======== RECORDS SHOWN ========
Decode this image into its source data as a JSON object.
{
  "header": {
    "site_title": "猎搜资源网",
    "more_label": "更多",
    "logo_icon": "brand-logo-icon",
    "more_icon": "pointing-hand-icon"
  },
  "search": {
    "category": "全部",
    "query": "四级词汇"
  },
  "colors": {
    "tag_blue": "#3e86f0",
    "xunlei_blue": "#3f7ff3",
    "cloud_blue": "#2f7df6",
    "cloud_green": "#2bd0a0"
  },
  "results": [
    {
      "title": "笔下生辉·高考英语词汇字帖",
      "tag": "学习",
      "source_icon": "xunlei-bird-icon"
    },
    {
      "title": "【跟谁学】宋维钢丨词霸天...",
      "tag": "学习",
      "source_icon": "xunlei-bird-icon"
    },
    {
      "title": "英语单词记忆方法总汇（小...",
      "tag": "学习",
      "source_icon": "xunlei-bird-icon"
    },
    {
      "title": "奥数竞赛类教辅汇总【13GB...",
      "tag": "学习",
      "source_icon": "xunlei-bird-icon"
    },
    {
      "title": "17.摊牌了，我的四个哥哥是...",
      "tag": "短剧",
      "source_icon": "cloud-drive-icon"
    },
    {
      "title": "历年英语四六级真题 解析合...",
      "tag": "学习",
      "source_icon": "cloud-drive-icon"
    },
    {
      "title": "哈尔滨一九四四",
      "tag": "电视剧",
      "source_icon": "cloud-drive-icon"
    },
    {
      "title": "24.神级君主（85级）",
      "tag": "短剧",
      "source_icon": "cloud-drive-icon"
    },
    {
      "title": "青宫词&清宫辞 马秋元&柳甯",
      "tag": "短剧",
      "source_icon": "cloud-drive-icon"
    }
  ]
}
========
## REQUEST
From the first line to the last, retype the data exactly.

## WRITTEN RESPONSE
Decode this image into its source data as a JSON object.
{
  "header": {
    "site_title": "猎搜资源网",
    "more_label": "更多",
    "logo_icon": "brand-logo-icon",
    "more_icon": "pointing-hand-icon"
  },
  "search": {
    "category": "全部",
    "query": "四级词汇"
  },
  "colors": {
    "tag_blue": "#3e86f0",
    "xunlei_blue": "#3f7ff3",
    "cloud_blue": "#2f7df6",
    "cloud_green": "#2bd0a0"
  },
  "results": [
    {
      "title": "笔下生辉·高考英语词汇字帖",
      "tag": "学习",
      "source_icon": "xunlei-bird-icon"
    },
    {
      "title": "【跟谁学】宋维钢丨词霸天...",
      "tag": "学习",
      "source_icon": "xunlei-bird-icon"
    },
    {
      "title": "英语单词记忆方法总汇（小...",
      "tag": "学习",
      "source_icon": "xunlei-bird-icon"
    },
    {
      "title": "奥数竞赛类教辅汇总【13GB...",
      "tag": "学习",
      "source_icon": "xunlei-bird-icon"
    },
    {
      "title": "17.摊牌了，我的四个哥哥是...",
      "tag": "短剧",
      "source_icon": "cloud-drive-icon"
    },
    {
      "title": "历年英语四六级真题 解析合...",
      "tag": "学习",
      "source_icon": "cloud-drive-icon"
    },
    {
      "title": "哈尔滨一九四四",
      "tag": "电视剧",
      "source_icon": "cloud-drive-icon"
    },
    {
      "title": "24.神级君主（85级）",
      "tag": "短剧",
      "source_icon": "cloud-drive-icon"
    },
    {
      "title": "青宫词&清宫辞 马秋元&柳甯",
      "tag": "短剧",
      "source_icon": "cloud-drive-icon"
    }
  ]
}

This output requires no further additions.